- [What to do]
Retype each record below word for word. Leave the pictures out.

[Figure dataset records]
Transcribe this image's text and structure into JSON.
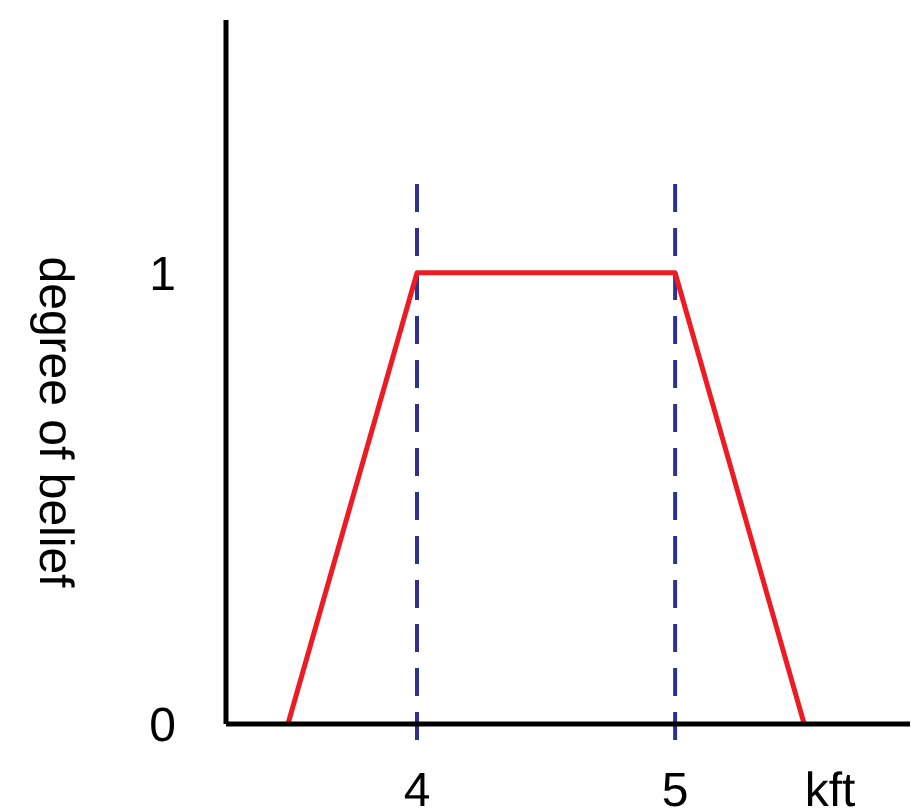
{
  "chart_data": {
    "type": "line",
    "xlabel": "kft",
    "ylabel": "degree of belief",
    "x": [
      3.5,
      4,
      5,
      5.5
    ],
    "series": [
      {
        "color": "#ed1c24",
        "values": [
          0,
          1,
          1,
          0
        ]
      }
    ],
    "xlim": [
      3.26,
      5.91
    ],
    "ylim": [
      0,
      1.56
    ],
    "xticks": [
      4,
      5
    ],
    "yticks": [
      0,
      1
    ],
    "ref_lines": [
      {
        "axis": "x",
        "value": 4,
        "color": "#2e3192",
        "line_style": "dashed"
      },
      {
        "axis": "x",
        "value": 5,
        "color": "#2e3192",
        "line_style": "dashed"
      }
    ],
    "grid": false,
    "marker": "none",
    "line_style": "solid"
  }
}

- [Task solution]
Transcribe this image's text and structure into JSON.
{
  "chart_data": {
    "type": "line",
    "xlabel": "kft",
    "ylabel": "degree of belief",
    "x": [
      3.5,
      4,
      5,
      5.5
    ],
    "series": [
      {
        "color": "#ed1c24",
        "values": [
          0,
          1,
          1,
          0
        ]
      }
    ],
    "xlim": [
      3.26,
      5.91
    ],
    "ylim": [
      0,
      1.56
    ],
    "xticks": [
      4,
      5
    ],
    "yticks": [
      0,
      1
    ],
    "ref_lines": [
      {
        "axis": "x",
        "value": 4,
        "color": "#2e3192",
        "line_style": "dashed"
      },
      {
        "axis": "x",
        "value": 5,
        "color": "#2e3192",
        "line_style": "dashed"
      }
    ],
    "grid": false,
    "marker": "none",
    "line_style": "solid"
  }
}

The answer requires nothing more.